GIVEN TASK. Each record must be reproduced exactly as it is shown.
:::::
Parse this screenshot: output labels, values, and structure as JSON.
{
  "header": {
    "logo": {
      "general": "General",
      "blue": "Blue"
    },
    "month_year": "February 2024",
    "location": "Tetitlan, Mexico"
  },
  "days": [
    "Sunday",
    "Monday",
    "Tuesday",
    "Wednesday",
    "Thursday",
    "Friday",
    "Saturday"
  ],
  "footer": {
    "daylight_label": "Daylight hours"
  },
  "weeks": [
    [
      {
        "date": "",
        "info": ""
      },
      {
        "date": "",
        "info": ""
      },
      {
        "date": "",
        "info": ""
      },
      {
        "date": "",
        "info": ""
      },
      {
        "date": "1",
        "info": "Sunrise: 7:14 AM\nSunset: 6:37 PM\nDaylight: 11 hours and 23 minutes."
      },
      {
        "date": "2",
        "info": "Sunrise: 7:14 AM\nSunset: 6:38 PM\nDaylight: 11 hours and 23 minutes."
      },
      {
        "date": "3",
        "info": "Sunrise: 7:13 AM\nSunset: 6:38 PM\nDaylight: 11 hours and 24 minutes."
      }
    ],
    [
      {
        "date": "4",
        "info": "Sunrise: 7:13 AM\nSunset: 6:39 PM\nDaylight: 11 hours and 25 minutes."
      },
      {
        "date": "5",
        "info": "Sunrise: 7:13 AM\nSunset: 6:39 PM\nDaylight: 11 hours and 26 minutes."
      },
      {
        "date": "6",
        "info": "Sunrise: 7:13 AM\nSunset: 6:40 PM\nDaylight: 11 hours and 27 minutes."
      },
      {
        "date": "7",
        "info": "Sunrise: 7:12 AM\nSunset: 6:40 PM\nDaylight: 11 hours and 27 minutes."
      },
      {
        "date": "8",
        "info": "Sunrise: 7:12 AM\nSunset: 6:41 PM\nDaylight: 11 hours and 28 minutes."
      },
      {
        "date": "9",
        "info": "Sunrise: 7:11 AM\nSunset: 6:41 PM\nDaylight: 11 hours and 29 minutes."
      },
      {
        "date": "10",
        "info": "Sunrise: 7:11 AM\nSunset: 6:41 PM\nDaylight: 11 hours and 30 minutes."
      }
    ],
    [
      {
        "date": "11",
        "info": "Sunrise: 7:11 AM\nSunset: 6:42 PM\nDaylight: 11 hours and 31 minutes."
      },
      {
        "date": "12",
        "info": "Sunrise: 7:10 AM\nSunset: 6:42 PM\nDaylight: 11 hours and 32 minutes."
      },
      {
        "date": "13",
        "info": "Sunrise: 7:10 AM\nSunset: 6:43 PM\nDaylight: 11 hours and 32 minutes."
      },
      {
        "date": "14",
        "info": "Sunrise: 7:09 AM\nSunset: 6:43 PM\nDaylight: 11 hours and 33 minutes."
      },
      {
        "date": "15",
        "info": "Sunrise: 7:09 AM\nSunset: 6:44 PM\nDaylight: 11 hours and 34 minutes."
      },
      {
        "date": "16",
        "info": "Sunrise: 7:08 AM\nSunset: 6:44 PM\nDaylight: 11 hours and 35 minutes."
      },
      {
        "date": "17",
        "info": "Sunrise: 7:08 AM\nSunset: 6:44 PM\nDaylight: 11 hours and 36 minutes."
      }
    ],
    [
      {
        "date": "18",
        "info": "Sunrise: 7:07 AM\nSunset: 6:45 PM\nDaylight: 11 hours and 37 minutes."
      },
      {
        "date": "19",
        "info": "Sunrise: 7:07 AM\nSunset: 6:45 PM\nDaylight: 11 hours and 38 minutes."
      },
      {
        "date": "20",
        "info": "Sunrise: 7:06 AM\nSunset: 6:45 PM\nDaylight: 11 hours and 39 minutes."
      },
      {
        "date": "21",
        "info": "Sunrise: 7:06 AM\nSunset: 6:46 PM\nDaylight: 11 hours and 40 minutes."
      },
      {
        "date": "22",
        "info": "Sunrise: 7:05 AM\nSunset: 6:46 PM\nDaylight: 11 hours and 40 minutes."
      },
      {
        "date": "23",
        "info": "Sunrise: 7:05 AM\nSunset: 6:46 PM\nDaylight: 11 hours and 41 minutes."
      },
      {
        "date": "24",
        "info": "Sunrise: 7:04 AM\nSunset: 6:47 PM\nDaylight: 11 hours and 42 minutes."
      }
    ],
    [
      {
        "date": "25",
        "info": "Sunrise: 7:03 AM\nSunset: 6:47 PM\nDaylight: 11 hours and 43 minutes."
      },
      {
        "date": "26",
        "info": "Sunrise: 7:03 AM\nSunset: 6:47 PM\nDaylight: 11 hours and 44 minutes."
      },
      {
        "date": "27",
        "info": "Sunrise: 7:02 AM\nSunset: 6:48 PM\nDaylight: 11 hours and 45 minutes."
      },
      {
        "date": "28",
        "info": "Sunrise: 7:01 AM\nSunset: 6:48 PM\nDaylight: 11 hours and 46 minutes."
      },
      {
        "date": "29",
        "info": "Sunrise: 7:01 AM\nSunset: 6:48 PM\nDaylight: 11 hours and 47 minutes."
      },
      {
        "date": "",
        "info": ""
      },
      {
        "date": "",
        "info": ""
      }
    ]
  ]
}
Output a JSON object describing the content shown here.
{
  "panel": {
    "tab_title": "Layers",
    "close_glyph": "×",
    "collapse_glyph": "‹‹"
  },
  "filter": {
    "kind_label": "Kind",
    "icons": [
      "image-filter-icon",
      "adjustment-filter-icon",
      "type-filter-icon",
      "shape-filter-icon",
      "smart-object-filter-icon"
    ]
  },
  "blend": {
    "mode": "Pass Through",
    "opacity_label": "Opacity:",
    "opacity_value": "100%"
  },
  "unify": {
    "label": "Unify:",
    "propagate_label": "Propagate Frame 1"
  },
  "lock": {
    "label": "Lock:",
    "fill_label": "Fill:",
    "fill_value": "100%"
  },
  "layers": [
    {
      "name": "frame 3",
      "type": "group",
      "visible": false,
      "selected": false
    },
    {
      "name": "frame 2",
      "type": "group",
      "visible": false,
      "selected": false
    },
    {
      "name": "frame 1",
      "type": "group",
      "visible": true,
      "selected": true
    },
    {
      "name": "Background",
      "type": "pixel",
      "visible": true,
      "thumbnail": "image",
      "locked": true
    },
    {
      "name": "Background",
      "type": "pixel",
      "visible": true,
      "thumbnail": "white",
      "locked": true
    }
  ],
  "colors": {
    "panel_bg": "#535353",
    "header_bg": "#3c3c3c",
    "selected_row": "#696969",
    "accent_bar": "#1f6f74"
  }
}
:::::
CORRECT RESULT.
Parse this screenshot: output labels, values, and structure as JSON.
{
  "header": {
    "logo": {
      "general": "General",
      "blue": "Blue"
    },
    "month_year": "February 2024",
    "location": "Tetitlan, Mexico"
  },
  "days": [
    "Sunday",
    "Monday",
    "Tuesday",
    "Wednesday",
    "Thursday",
    "Friday",
    "Saturday"
  ],
  "footer": {
    "daylight_label": "Daylight hours"
  },
  "weeks": [
    [
      {
        "date": "",
        "info": ""
      },
      {
        "date": "",
        "info": ""
      },
      {
        "date": "",
        "info": ""
      },
      {
        "date": "",
        "info": ""
      },
      {
        "date": "1",
        "info": "Sunrise: 7:14 AM\nSunset: 6:37 PM\nDaylight: 11 hours and 23 minutes."
      },
      {
        "date": "2",
        "info": "Sunrise: 7:14 AM\nSunset: 6:38 PM\nDaylight: 11 hours and 23 minutes."
      },
      {
        "date": "3",
        "info": "Sunrise: 7:13 AM\nSunset: 6:38 PM\nDaylight: 11 hours and 24 minutes."
      }
    ],
    [
      {
        "date": "4",
        "info": "Sunrise: 7:13 AM\nSunset: 6:39 PM\nDaylight: 11 hours and 25 minutes."
      },
      {
        "date": "5",
        "info": "Sunrise: 7:13 AM\nSunset: 6:39 PM\nDaylight: 11 hours and 26 minutes."
      },
      {
        "date": "6",
        "info": "Sunrise: 7:13 AM\nSunset: 6:40 PM\nDaylight: 11 hours and 27 minutes."
      },
      {
        "date": "7",
        "info": "Sunrise: 7:12 AM\nSunset: 6:40 PM\nDaylight: 11 hours and 27 minutes."
      },
      {
        "date": "8",
        "info": "Sunrise: 7:12 AM\nSunset: 6:41 PM\nDaylight: 11 hours and 28 minutes."
      },
      {
        "date": "9",
        "info": "Sunrise: 7:11 AM\nSunset: 6:41 PM\nDaylight: 11 hours and 29 minutes."
      },
      {
        "date": "10",
        "info": "Sunrise: 7:11 AM\nSunset: 6:41 PM\nDaylight: 11 hours and 30 minutes."
      }
    ],
    [
      {
        "date": "11",
        "info": "Sunrise: 7:11 AM\nSunset: 6:42 PM\nDaylight: 11 hours and 31 minutes."
      },
      {
        "date": "12",
        "info": "Sunrise: 7:10 AM\nSunset: 6:42 PM\nDaylight: 11 hours and 32 minutes."
      },
      {
        "date": "13",
        "info": "Sunrise: 7:10 AM\nSunset: 6:43 PM\nDaylight: 11 hours and 32 minutes."
      },
      {
        "date": "14",
        "info": "Sunrise: 7:09 AM\nSunset: 6:43 PM\nDaylight: 11 hours and 33 minutes."
      },
      {
        "date": "15",
        "info": "Sunrise: 7:09 AM\nSunset: 6:44 PM\nDaylight: 11 hours and 34 minutes."
      },
      {
        "date": "16",
        "info": "Sunrise: 7:08 AM\nSunset: 6:44 PM\nDaylight: 11 hours and 35 minutes."
      },
      {
        "date": "17",
        "info": "Sunrise: 7:08 AM\nSunset: 6:44 PM\nDaylight: 11 hours and 36 minutes."
      }
    ],
    [
      {
        "date": "18",
        "info": "Sunrise: 7:07 AM\nSunset: 6:45 PM\nDaylight: 11 hours and 37 minutes."
      },
      {
        "date": "19",
        "info": "Sunrise: 7:07 AM\nSunset: 6:45 PM\nDaylight: 11 hours and 38 minutes."
      },
      {
        "date": "20",
        "info": "Sunrise: 7:06 AM\nSunset: 6:45 PM\nDaylight: 11 hours and 39 minutes."
      },
      {
        "date": "21",
        "info": "Sunrise: 7:06 AM\nSunset: 6:46 PM\nDaylight: 11 hours and 40 minutes."
      },
      {
        "date": "22",
        "info": "Sunrise: 7:05 AM\nSunset: 6:46 PM\nDaylight: 11 hours and 40 minutes."
      },
      {
        "date": "23",
        "info": "Sunrise: 7:05 AM\nSunset: 6:46 PM\nDaylight: 11 hours and 41 minutes."
      },
      {
        "date": "24",
        "info": "Sunrise: 7:04 AM\nSunset: 6:47 PM\nDaylight: 11 hours and 42 minutes."
      }
    ],
    [
      {
        "date": "25",
        "info": "Sunrise: 7:03 AM\nSunset: 6:47 PM\nDaylight: 11 hours and 43 minutes."
      },
      {
        "date": "26",
        "info": "Sunrise: 7:03 AM\nSunset: 6:47 PM\nDaylight: 11 hours and 44 minutes."
      },
      {
        "date": "27",
        "info": "Sunrise: 7:02 AM\nSunset: 6:48 PM\nDaylight: 11 hours and 45 minutes."
      },
      {
        "date": "28",
        "info": "Sunrise: 7:01 AM\nSunset: 6:48 PM\nDaylight: 11 hours and 46 minutes."
      },
      {
        "date": "29",
        "info": "Sunrise: 7:01 AM\nSunset: 6:48 PM\nDaylight: 11 hours and 47 minutes."
      },
      {
        "date": "",
        "info": ""
      },
      {
        "date": "",
        "info": ""
      }
    ]
  ]
}
Output a JSON object describing the content shown here.
{
  "panel": {
    "tab_title": "Layers",
    "close_glyph": "×",
    "collapse_glyph": "‹‹"
  },
  "filter": {
    "kind_label": "Kind",
    "icons": [
      "image-filter-icon",
      "adjustment-filter-icon",
      "type-filter-icon",
      "shape-filter-icon",
      "smart-object-filter-icon"
    ]
  },
  "blend": {
    "mode": "Pass Through",
    "opacity_label": "Opacity:",
    "opacity_value": "100%"
  },
  "unify": {
    "label": "Unify:",
    "propagate_label": "Propagate Frame 1"
  },
  "lock": {
    "label": "Lock:",
    "fill_label": "Fill:",
    "fill_value": "100%"
  },
  "layers": [
    {
      "name": "frame 3",
      "type": "group",
      "visible": false,
      "selected": false
    },
    {
      "name": "frame 2",
      "type": "group",
      "visible": false,
      "selected": false
    },
    {
      "name": "frame 1",
      "type": "group",
      "visible": true,
      "selected": true
    },
    {
      "name": "Background",
      "type": "pixel",
      "visible": true,
      "thumbnail": "image",
      "locked": true
    },
    {
      "name": "Background",
      "type": "pixel",
      "visible": true,
      "thumbnail": "white",
      "locked": true
    }
  ],
  "colors": {
    "panel_bg": "#535353",
    "header_bg": "#3c3c3c",
    "selected_row": "#696969",
    "accent_bar": "#1f6f74"
  }
}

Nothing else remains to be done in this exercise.